─── MATERIAL FOR THIS TASK

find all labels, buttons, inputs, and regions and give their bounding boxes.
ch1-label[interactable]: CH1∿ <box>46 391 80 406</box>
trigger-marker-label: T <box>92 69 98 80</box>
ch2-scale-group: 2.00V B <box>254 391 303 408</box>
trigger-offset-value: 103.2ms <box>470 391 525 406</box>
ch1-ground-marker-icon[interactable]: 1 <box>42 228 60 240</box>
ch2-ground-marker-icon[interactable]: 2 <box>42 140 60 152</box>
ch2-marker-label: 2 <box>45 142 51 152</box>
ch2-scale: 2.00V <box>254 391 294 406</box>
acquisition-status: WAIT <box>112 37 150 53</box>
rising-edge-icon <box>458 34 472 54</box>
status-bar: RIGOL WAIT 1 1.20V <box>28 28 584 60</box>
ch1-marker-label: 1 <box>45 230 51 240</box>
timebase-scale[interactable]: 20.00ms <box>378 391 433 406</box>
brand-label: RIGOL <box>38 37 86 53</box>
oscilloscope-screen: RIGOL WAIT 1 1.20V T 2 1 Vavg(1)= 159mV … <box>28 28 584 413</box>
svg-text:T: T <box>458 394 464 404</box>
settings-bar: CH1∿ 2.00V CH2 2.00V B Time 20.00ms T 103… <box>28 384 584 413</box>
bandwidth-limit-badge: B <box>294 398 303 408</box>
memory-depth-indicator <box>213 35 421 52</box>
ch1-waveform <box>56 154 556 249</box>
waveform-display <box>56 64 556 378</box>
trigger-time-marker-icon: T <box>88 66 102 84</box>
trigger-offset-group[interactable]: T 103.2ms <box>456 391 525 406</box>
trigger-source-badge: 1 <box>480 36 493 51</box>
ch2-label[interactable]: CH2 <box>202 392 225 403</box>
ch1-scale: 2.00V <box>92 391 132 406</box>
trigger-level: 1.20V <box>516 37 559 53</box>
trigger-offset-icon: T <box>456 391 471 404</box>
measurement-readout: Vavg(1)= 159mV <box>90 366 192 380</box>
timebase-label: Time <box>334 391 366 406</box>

──────

EXERCISE PROMPT → Edit the data above so that each "WAIT" becomes "STOP", with everything else left the same.

RESPONSE →
find all labels, buttons, inputs, and regions and give their bounding boxes.
ch1-label[interactable]: CH1∿ <box>46 391 80 406</box>
trigger-marker-label: T <box>92 69 98 80</box>
ch2-scale-group: 2.00V B <box>254 391 303 408</box>
trigger-offset-value: 103.2ms <box>470 391 525 406</box>
ch1-ground-marker-icon[interactable]: 1 <box>42 228 60 240</box>
ch2-ground-marker-icon[interactable]: 2 <box>42 140 60 152</box>
ch2-marker-label: 2 <box>45 142 51 152</box>
ch2-scale: 2.00V <box>254 391 294 406</box>
acquisition-status: STOP <box>112 37 150 53</box>
rising-edge-icon <box>458 34 472 54</box>
status-bar: RIGOL STOP 1 1.20V <box>28 28 584 60</box>
ch1-marker-label: 1 <box>45 230 51 240</box>
timebase-scale[interactable]: 20.00ms <box>378 391 433 406</box>
brand-label: RIGOL <box>38 37 86 53</box>
oscilloscope-screen: RIGOL STOP 1 1.20V T 2 1 Vavg(1)= 159mV … <box>28 28 584 413</box>
svg-text:T: T <box>458 394 464 404</box>
settings-bar: CH1∿ 2.00V CH2 2.00V B Time 20.00ms T 103… <box>28 384 584 413</box>
bandwidth-limit-badge: B <box>294 398 303 408</box>
memory-depth-indicator <box>213 35 421 52</box>
ch1-waveform <box>56 154 556 249</box>
waveform-display <box>56 64 556 378</box>
trigger-time-marker-icon: T <box>88 66 102 84</box>
trigger-offset-group[interactable]: T 103.2ms <box>456 391 525 406</box>
trigger-source-badge: 1 <box>480 36 493 51</box>
ch2-label[interactable]: CH2 <box>202 392 225 403</box>
ch1-scale: 2.00V <box>92 391 132 406</box>
trigger-level: 1.20V <box>516 37 559 53</box>
trigger-offset-icon: T <box>456 391 471 404</box>
measurement-readout: Vavg(1)= 159mV <box>90 366 192 380</box>
timebase-label: Time <box>334 391 366 406</box>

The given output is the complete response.